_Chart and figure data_
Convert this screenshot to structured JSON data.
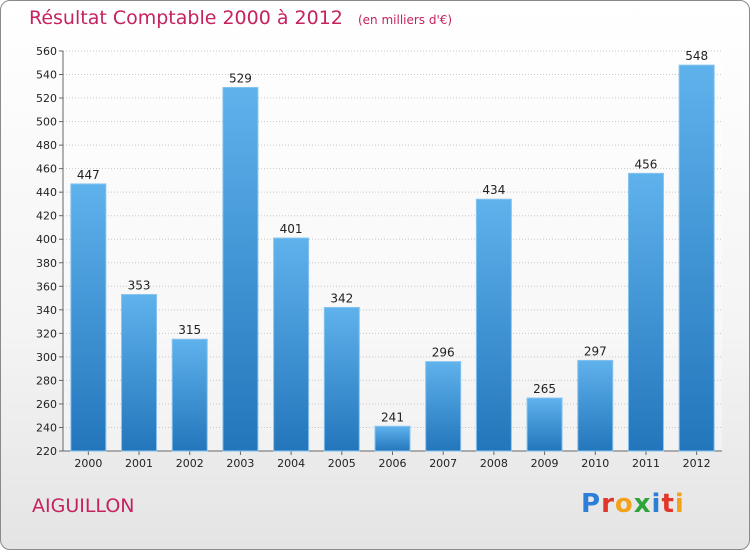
{
  "chart_data": {
    "type": "bar",
    "title": "Résultat Comptable 2000 à 2012",
    "subtitle": "(en milliers d'€)",
    "categories": [
      "2000",
      "2001",
      "2002",
      "2003",
      "2004",
      "2005",
      "2006",
      "2007",
      "2008",
      "2009",
      "2010",
      "2011",
      "2012"
    ],
    "values": [
      447,
      353,
      315,
      529,
      401,
      342,
      241,
      296,
      434,
      265,
      297,
      456,
      548
    ],
    "ylim": [
      220,
      560
    ],
    "ytick_step": 20,
    "grid": true,
    "bar_color": "#3a93d8"
  },
  "footer": {
    "commune": "AIGUILLON",
    "logo_letters": [
      {
        "ch": "P",
        "color": "#2c7fd6"
      },
      {
        "ch": "r",
        "color": "#e2362b"
      },
      {
        "ch": "o",
        "color": "#f3a21b"
      },
      {
        "ch": "x",
        "color": "#2fa43a"
      },
      {
        "ch": "i",
        "color": "#2c7fd6"
      },
      {
        "ch": "t",
        "color": "#e2362b"
      },
      {
        "ch": "i",
        "color": "#f3a21b"
      }
    ]
  }
}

_Exercise objective_
Extract all the entries word for word; omit any pictures.

_Task output_
Convert this screenshot to structured JSON data.
{
  "chart_data": {
    "type": "bar",
    "title": "Résultat Comptable 2000 à 2012",
    "subtitle": "(en milliers d'€)",
    "categories": [
      "2000",
      "2001",
      "2002",
      "2003",
      "2004",
      "2005",
      "2006",
      "2007",
      "2008",
      "2009",
      "2010",
      "2011",
      "2012"
    ],
    "values": [
      447,
      353,
      315,
      529,
      401,
      342,
      241,
      296,
      434,
      265,
      297,
      456,
      548
    ],
    "ylim": [
      220,
      560
    ],
    "ytick_step": 20,
    "grid": true,
    "bar_color": "#3a93d8"
  },
  "footer": {
    "commune": "AIGUILLON",
    "logo_letters": [
      {
        "ch": "P",
        "color": "#2c7fd6"
      },
      {
        "ch": "r",
        "color": "#e2362b"
      },
      {
        "ch": "o",
        "color": "#f3a21b"
      },
      {
        "ch": "x",
        "color": "#2fa43a"
      },
      {
        "ch": "i",
        "color": "#2c7fd6"
      },
      {
        "ch": "t",
        "color": "#e2362b"
      },
      {
        "ch": "i",
        "color": "#f3a21b"
      }
    ]
  }
}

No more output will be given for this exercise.